## GIVEN TEXT
┌──
It is a truth universally acknowledged that not everyone enjoys cozying up with a gold-embossed edition of Pride and Prejudice on a Friday night and wading through some of Jane Austen’s denser prose. This weekend, audiences can get all the witty banter with none of the eye strain as Victoria’s Paper Street Theatre Co. performs Yes and Yesteryear: An Improvised Jane Austen.
“It’s an identity story, right? Someone coming to terms with themselves and being comfortable with themselves,” says Paper Street Theatre Co. founder Dave Morris of the broad appeal of Austen’s narratives.
First-year UVic theatre student Monica Ogden, one of eight cast members, says she found Austen difficult to read. Were it not for Morris assigning the first three chapters of Pride and Prejudice as preparatory reading, she would have never likely picked up Austen’s books. But once she started watching the numerous film adaptations, she fell in love with the characters.
“I want to believe the romance more than anything,” says Ogden of her aspirations for the improv, adding that she hopes there will be at least one Mr. Darcy-style embrace during the show’s two-night run. She describes this as a brooding man grasping the object of his affection by the shoulders, pulling her close, and then pushing her away.
└──
## WORK TO DO
From the article about the improvised Jane Austen show, extract word for word the passage starting at "First-year UVic theatre" and ending at "pushing her away.".

## RECORDED INFORMATION
┌──
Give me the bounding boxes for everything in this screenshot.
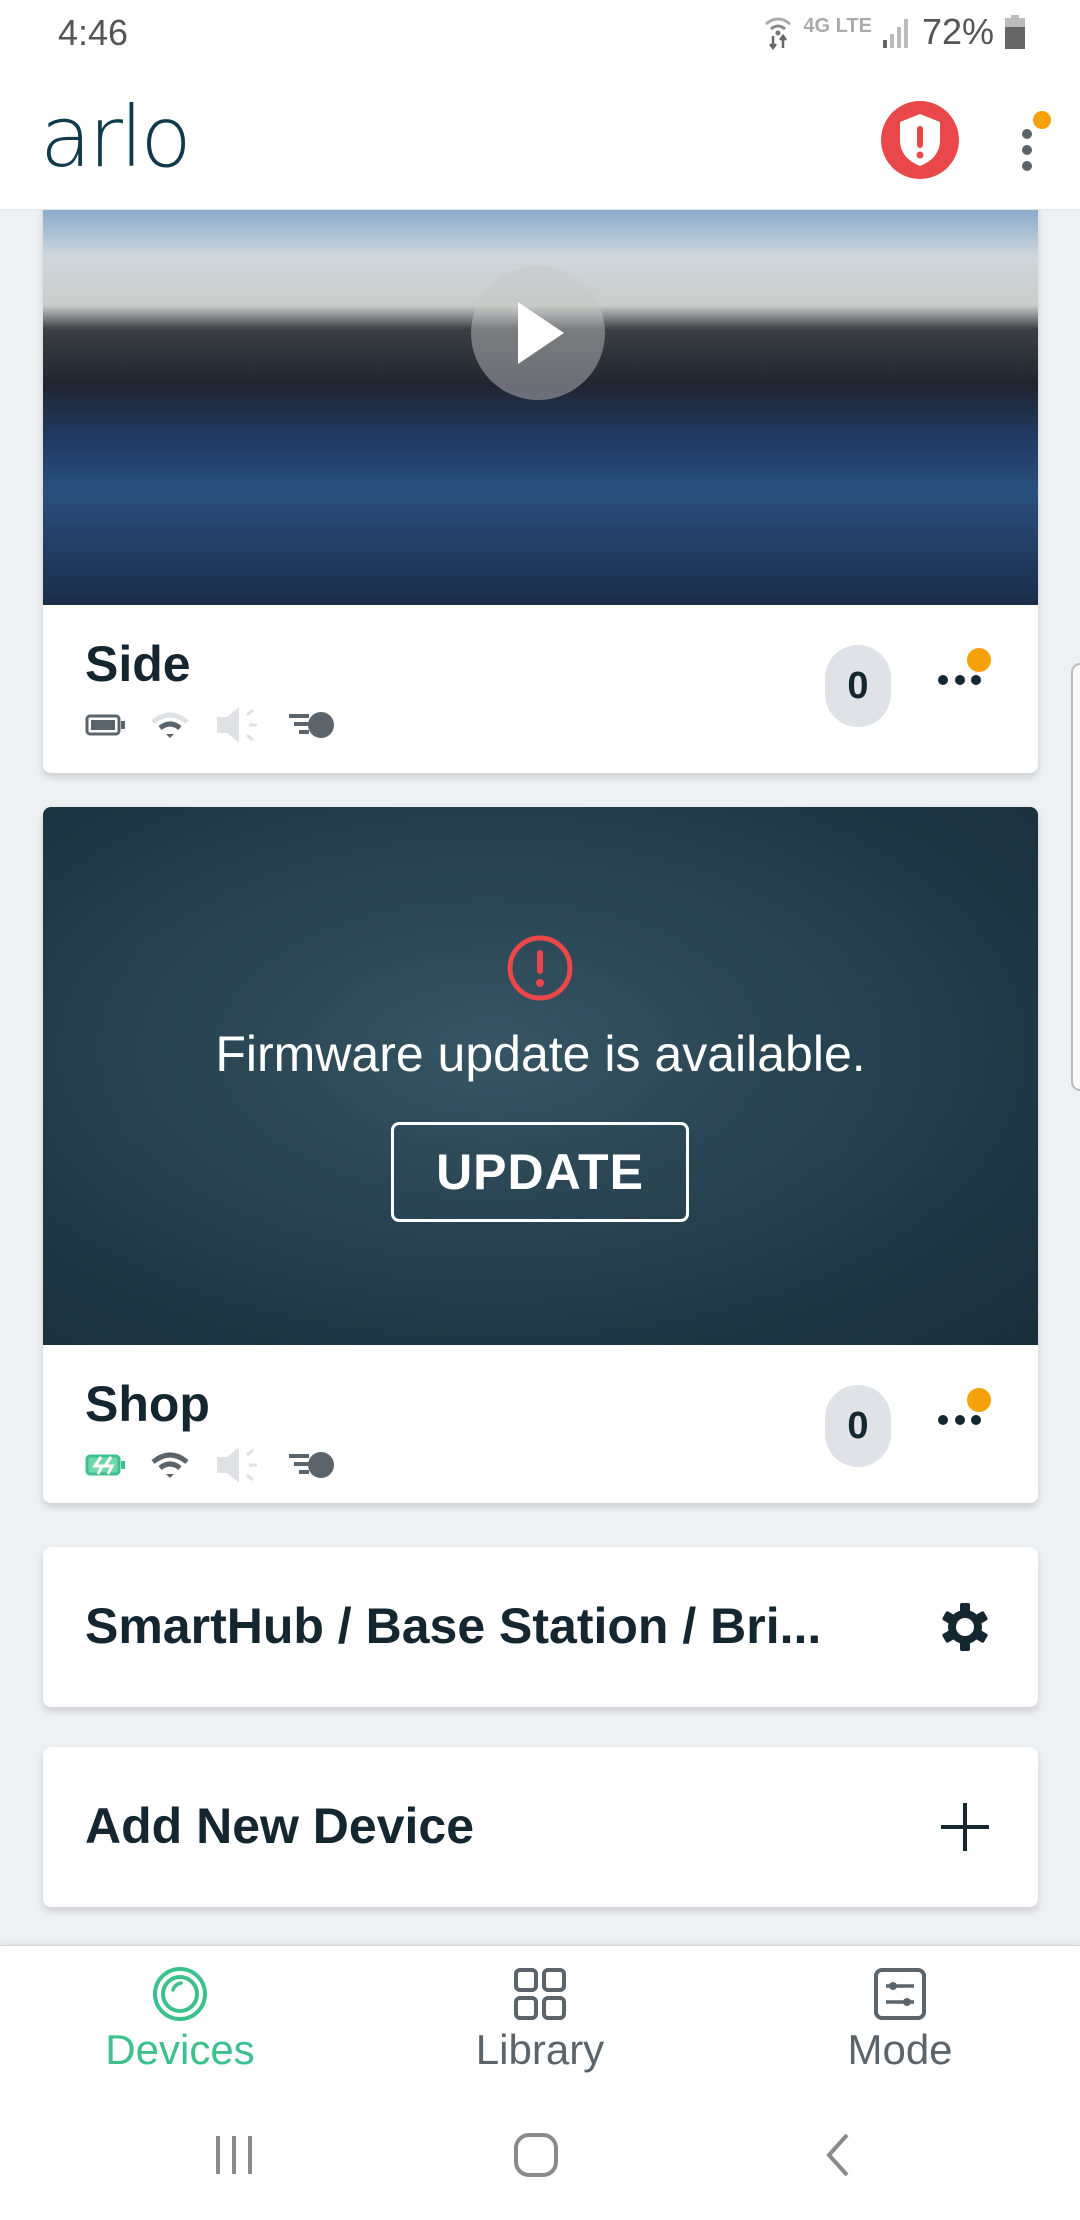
└──
## OUTPUT FOR THIS TASK
First-year UVic theatre student Monica Ogden, one of eight cast members, says she found Austen difficult to read. Were it not for Morris assigning the first three chapters of Pride and Prejudice as preparatory reading, she would have never likely picked up Austen’s books. But once she started watching the numerous film adaptations, she fell in love with the characters.
“I want to believe the romance more than anything,” says Ogden of her aspirations for the improv, adding that she hopes there will be at least one Mr. Darcy-style embrace during the show’s two-night run. She describes this as a brooding man grasping the object of his affection by the shoulders, pulling her close, and then pushing her away.